WHAT IS ASKED:
Gather up every line that includes the string "available".

Data entries for graphics
◇ ◇ ◇ ◇

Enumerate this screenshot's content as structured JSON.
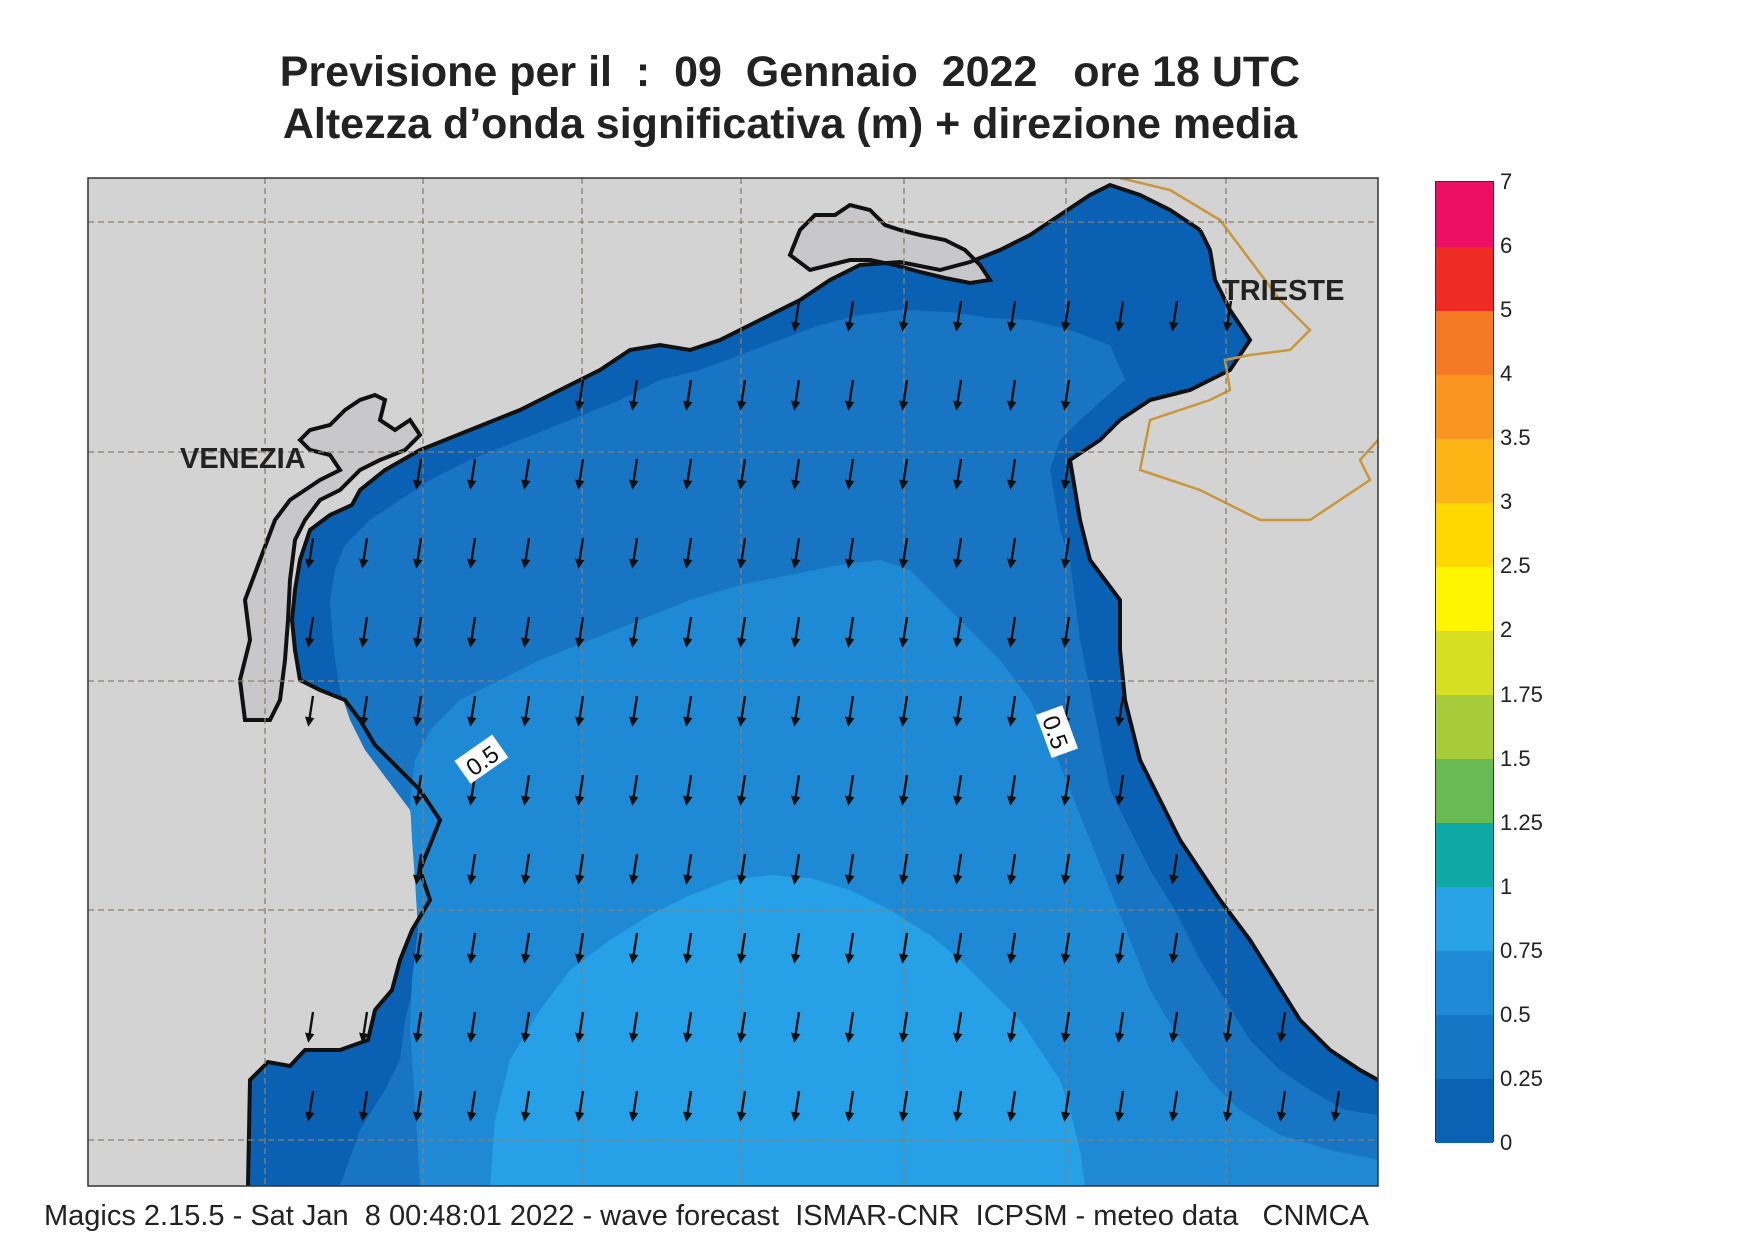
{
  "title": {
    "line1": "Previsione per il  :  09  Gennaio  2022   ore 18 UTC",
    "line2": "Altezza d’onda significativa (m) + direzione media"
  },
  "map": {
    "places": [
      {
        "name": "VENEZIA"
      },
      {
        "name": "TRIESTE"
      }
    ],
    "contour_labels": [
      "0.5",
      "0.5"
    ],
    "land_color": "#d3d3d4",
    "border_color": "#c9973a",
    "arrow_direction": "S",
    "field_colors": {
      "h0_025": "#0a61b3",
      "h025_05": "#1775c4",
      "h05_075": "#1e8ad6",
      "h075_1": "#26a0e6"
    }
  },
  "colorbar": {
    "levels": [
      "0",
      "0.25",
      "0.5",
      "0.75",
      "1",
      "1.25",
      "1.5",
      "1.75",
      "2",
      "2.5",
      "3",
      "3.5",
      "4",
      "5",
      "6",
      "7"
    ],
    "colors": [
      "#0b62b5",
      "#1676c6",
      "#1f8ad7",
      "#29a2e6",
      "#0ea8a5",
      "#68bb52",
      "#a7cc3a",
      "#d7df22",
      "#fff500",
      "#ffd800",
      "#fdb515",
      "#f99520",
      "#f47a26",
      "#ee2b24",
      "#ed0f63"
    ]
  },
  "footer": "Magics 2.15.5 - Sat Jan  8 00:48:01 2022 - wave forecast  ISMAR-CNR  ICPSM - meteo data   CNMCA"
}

◇ ◇ ◇ ◇

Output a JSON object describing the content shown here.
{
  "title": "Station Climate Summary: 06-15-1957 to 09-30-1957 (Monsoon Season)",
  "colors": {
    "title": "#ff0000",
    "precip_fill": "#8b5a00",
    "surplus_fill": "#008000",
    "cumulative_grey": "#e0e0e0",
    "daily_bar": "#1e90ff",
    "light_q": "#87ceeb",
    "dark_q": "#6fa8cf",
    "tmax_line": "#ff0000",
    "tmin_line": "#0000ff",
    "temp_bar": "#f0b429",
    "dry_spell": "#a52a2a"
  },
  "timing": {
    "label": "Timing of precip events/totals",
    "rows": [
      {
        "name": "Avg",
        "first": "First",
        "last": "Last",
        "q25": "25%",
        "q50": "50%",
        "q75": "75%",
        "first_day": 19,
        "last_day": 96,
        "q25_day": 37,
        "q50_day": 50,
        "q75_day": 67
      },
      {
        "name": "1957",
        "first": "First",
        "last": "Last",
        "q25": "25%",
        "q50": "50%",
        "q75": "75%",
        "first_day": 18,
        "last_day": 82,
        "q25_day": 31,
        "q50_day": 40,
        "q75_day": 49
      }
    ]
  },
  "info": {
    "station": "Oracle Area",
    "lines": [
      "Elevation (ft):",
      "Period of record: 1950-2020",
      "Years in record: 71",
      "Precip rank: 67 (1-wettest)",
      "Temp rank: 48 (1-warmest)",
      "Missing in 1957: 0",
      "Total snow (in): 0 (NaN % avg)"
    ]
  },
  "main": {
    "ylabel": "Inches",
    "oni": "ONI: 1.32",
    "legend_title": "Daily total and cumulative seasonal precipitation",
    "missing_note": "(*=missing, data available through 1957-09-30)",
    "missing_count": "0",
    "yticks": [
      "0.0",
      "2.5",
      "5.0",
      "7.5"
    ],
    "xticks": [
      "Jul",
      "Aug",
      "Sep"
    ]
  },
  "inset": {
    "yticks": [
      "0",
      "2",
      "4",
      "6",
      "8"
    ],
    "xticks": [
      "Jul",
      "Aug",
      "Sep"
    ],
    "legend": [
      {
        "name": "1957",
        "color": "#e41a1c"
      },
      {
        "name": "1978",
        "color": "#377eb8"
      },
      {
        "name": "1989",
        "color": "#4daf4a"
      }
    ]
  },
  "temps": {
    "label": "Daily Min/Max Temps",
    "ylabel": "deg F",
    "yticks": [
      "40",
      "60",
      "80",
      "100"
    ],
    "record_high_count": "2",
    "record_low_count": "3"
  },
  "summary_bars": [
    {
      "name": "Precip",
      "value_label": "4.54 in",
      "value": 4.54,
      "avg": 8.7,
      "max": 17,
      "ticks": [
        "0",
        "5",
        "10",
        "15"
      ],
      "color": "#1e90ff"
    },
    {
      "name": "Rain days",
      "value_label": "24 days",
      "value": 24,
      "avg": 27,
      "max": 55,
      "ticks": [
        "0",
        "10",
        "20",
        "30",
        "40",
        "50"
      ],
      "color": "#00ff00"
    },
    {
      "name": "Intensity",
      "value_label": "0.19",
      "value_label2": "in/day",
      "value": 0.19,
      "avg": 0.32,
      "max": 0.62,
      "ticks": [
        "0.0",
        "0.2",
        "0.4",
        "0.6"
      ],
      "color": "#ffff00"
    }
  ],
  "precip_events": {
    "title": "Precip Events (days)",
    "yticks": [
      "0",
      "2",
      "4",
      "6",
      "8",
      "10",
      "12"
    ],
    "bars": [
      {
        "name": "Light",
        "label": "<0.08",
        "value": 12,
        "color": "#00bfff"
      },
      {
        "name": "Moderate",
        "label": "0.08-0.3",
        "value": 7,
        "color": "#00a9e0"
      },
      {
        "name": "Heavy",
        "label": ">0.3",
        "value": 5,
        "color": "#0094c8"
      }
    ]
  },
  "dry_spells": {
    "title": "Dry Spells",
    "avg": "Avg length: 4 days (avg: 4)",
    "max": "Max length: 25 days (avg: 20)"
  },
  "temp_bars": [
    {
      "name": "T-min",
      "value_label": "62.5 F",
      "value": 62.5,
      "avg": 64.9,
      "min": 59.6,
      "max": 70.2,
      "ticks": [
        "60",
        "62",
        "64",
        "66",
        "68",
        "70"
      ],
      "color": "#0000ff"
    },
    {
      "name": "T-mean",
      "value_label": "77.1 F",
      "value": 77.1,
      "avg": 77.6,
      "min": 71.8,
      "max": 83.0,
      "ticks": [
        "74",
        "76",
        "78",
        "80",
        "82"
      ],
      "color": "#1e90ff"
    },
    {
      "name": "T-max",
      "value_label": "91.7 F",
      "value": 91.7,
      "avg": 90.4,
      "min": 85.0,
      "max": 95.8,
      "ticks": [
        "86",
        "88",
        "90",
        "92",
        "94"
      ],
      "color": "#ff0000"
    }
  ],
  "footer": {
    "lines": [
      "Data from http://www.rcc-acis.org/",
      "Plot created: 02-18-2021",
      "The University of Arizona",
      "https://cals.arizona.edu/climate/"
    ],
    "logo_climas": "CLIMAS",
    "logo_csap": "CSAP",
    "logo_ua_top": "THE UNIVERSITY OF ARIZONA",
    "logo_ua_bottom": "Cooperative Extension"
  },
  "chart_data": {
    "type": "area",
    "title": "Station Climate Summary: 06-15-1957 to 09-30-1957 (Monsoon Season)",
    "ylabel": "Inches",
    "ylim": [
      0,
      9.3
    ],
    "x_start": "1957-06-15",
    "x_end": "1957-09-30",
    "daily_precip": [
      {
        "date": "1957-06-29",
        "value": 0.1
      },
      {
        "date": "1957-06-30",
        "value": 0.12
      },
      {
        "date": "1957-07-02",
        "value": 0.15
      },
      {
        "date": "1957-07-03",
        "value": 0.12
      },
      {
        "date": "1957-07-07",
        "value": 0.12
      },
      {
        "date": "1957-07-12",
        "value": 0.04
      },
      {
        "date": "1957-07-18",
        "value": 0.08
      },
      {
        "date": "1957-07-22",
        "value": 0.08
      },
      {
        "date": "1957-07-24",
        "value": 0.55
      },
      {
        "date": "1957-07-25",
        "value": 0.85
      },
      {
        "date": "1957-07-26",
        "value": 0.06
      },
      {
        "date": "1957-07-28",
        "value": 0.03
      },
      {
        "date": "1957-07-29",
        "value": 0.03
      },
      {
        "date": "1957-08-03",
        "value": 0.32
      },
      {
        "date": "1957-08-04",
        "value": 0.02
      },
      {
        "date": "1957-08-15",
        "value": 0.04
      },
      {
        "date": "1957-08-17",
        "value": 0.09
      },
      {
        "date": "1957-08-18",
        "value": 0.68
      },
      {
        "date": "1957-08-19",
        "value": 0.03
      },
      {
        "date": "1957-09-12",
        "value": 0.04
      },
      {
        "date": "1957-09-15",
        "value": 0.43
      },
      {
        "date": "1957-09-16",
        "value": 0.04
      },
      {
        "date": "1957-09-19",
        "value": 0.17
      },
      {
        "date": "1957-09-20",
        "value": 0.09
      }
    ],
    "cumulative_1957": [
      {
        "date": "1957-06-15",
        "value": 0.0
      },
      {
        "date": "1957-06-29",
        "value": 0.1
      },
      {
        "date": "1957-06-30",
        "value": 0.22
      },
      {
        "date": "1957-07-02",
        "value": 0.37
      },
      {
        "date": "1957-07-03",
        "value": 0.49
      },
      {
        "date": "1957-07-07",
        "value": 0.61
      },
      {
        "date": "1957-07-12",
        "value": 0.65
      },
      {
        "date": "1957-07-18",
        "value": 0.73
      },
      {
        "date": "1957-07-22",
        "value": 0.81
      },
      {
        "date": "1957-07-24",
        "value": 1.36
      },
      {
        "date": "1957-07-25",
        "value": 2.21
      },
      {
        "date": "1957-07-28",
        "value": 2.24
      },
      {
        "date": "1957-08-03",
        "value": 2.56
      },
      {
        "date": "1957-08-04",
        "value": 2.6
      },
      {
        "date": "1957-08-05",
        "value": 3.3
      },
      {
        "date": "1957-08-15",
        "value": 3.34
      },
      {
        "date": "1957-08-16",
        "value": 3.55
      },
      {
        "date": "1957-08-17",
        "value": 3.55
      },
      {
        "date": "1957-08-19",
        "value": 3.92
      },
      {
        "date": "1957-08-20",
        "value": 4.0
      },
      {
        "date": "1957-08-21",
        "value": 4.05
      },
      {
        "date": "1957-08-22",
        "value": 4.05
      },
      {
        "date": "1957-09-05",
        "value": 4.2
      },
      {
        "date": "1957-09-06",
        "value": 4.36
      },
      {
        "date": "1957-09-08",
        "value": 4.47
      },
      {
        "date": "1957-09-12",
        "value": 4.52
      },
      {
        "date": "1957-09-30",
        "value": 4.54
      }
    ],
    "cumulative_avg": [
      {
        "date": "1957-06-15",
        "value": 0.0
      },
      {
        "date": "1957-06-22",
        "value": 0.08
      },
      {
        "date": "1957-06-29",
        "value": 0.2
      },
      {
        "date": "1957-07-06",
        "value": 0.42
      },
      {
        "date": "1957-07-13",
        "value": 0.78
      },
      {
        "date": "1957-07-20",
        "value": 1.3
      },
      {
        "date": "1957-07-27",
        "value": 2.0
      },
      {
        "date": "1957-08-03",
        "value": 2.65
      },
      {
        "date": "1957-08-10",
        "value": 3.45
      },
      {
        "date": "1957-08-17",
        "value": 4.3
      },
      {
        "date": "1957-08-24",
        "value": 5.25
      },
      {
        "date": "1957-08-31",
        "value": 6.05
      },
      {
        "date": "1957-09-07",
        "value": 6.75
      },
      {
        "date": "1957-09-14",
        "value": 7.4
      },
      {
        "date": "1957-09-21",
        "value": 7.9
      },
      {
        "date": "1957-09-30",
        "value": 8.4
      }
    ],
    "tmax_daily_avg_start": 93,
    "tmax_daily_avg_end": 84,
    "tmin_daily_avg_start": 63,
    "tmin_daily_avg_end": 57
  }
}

◇ ◇ ◇ ◇

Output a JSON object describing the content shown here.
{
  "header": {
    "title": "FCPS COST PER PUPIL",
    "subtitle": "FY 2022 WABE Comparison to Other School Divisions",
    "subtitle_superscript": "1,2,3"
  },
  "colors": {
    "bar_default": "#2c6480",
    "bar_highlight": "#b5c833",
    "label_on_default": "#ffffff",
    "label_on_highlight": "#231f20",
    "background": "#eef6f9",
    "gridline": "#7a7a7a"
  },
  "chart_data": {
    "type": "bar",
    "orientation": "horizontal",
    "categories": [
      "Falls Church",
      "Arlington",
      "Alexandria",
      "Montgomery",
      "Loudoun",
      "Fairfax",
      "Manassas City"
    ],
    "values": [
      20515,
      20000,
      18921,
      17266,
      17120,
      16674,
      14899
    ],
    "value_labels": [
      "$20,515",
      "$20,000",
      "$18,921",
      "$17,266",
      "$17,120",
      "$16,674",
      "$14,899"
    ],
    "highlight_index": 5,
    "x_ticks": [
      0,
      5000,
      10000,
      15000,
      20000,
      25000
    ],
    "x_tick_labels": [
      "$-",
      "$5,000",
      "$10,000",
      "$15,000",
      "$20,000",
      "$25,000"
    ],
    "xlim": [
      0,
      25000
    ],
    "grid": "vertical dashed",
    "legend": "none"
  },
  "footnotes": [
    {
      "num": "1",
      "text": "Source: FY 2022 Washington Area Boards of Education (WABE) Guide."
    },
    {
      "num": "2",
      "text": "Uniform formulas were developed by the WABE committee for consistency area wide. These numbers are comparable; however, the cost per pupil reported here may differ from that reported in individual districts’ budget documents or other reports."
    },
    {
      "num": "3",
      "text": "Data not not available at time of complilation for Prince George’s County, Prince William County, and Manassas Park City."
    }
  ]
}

◇ ◇ ◇ ◇

SOLUTION TO THIS TASK:
    "missing_note": "(*=missing, data available through 1957-09-30)",
      "text": "Data not not available at time of complilation for Prince George’s County, Prince William County, and Manassas Park City."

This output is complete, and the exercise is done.